» EXERCISE PROMPT:
Pick out the lines below that contain the string "minuter" and copy them all.

[DATA SUPPLIED — start]

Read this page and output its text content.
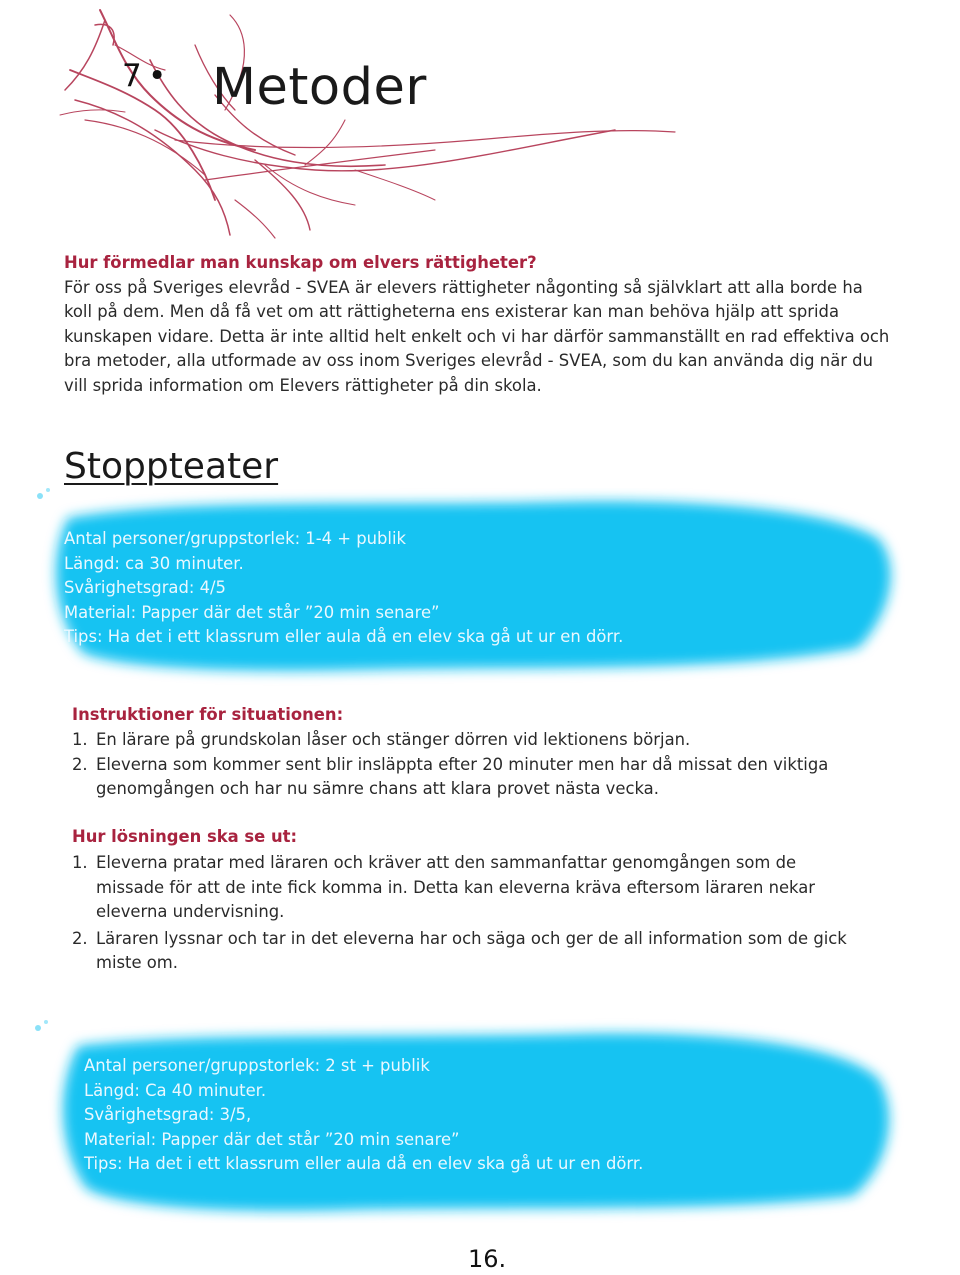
7 • Metoder
Hur förmedlar man kunskap om elvers rättigheter?
För oss på Sveriges elevråd - SVEA är elevers rättigheter någonting så självklart att alla borde ha koll på dem. Men då få vet om att rättigheterna ens existerar kan man behöva hjälp att sprida kunskapen vidare. Detta är inte alltid helt enkelt och vi har därför sammanställt en rad effektiva och bra metoder, alla utformade av oss inom Sveriges elevråd - SVEA, som du kan använda dig när du vill sprida information om Elevers rättigheter på din skola.
Stoppteater
Antal personer/gruppstorlek: 1-4 + publik
Längd: ca 30 minuter.
Svårighetsgrad: 4/5
Material: Papper där det står ”20 min senare”
Tips: Ha det i ett klassrum eller aula då en elev ska gå ut ur en dörr.
Instruktioner för situationen:
1. En lärare på grundskolan låser och stänger dörren vid lektionens början.
2. Eleverna som kommer sent blir insläppta efter 20 minuter men har då missat den viktiga genomgången och har nu sämre chans att klara provet nästa vecka.
Hur lösningen ska se ut:
1. Eleverna pratar med läraren och kräver att den sammanfattar genomgången som de missade för att de inte fick komma in. Detta kan eleverna kräva eftersom läraren nekar eleverna undervisning.
2. Läraren lyssnar och tar in det eleverna har och säga och ger de all information som de gick miste om.
Antal personer/gruppstorlek: 2 st + publik
Längd: Ca 40 minuter.
Svårighetsgrad: 3/5,
Material: Papper där det står ”20 min senare”
Tips: Ha det i ett klassrum eller aula då en elev ska gå ut ur en dörr.
16.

[DATA SUPPLIED — finish]

» EXERCISE RESPONSE:
Längd: ca 30 minuter.
2. Eleverna som kommer sent blir insläppta efter 20 minuter men har då missat den viktiga genomgången och har nu sämre chans att klara provet nästa vecka.
Längd: Ca 40 minuter.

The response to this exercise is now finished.